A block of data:
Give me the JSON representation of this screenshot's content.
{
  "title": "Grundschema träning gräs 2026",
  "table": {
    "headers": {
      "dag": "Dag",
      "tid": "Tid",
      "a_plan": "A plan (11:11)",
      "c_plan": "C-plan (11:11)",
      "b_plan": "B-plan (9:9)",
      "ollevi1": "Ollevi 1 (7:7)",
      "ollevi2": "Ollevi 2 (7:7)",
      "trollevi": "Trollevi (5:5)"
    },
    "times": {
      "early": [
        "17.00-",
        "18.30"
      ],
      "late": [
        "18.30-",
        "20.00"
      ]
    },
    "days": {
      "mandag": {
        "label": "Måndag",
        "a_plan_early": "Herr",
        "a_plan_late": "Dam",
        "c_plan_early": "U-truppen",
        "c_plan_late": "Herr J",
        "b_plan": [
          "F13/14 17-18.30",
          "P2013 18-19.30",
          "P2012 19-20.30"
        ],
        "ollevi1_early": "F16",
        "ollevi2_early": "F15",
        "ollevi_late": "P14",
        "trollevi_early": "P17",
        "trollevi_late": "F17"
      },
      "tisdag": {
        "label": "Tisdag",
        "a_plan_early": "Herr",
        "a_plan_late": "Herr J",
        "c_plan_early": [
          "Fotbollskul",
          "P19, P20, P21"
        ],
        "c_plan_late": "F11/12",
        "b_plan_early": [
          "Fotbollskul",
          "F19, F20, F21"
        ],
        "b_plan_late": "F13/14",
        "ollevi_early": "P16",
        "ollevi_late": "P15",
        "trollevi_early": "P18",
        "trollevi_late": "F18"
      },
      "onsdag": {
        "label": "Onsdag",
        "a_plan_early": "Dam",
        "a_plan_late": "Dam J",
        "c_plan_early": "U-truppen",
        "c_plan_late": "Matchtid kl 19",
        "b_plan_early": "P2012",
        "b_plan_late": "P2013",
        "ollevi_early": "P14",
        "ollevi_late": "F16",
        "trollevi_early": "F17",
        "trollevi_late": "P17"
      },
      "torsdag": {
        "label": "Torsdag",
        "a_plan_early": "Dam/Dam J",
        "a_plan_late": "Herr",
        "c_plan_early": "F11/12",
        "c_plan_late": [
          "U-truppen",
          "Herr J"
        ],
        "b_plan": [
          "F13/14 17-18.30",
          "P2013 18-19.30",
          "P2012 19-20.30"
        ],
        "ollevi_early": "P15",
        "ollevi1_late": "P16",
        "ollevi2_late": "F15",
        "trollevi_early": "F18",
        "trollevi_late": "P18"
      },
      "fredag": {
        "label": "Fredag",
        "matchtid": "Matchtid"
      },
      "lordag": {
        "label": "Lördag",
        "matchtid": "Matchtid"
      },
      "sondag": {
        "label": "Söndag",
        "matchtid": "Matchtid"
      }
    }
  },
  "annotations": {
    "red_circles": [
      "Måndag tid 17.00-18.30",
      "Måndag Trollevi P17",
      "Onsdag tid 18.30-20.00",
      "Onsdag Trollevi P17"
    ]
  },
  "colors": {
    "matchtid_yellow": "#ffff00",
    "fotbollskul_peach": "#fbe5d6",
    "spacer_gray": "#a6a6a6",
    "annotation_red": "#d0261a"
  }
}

#### [TASK STATEMENT]
Pull out each line of the entries that contains "Herr".

#### [FINAL RESULT]
        "a_plan_early": "Herr",
        "c_plan_late": "Herr J",
        "a_plan_early": "Herr",
        "a_plan_late": "Herr J",
        "a_plan_late": "Herr",
          "Herr J"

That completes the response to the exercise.